> DATA RECORDS:
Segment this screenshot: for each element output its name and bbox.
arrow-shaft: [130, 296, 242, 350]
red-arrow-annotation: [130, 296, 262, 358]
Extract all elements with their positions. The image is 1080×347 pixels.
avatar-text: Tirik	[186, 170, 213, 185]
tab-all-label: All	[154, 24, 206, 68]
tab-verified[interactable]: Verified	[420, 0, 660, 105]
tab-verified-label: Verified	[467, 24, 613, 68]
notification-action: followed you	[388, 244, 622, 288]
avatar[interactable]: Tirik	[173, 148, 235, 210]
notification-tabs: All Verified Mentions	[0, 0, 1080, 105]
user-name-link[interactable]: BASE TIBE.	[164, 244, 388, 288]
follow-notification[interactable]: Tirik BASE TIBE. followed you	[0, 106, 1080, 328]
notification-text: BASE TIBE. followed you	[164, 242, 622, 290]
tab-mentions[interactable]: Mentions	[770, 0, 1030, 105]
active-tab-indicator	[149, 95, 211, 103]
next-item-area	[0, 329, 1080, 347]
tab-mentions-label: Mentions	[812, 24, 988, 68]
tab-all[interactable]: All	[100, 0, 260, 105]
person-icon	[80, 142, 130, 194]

> SHORT EXERCISE: Please copy out all of the lines above word for word, keeping every character, value and line break unchanged.

> EXERCISE ANSWER:
Segment this screenshot: for each element output its name and bbox.
arrow-shaft: [130, 296, 242, 350]
red-arrow-annotation: [130, 296, 262, 358]
Extract all elements with their positions. The image is 1080×347 pixels.
avatar-text: Tirik	[186, 170, 213, 185]
tab-all-label: All	[154, 24, 206, 68]
tab-verified[interactable]: Verified	[420, 0, 660, 105]
tab-verified-label: Verified	[467, 24, 613, 68]
notification-action: followed you	[388, 244, 622, 288]
avatar[interactable]: Tirik	[173, 148, 235, 210]
notification-tabs: All Verified Mentions	[0, 0, 1080, 105]
user-name-link[interactable]: BASE TIBE.	[164, 244, 388, 288]
follow-notification[interactable]: Tirik BASE TIBE. followed you	[0, 106, 1080, 328]
notification-text: BASE TIBE. followed you	[164, 242, 622, 290]
tab-mentions[interactable]: Mentions	[770, 0, 1030, 105]
active-tab-indicator	[149, 95, 211, 103]
next-item-area	[0, 329, 1080, 347]
tab-mentions-label: Mentions	[812, 24, 988, 68]
tab-all[interactable]: All	[100, 0, 260, 105]
person-icon	[80, 142, 130, 194]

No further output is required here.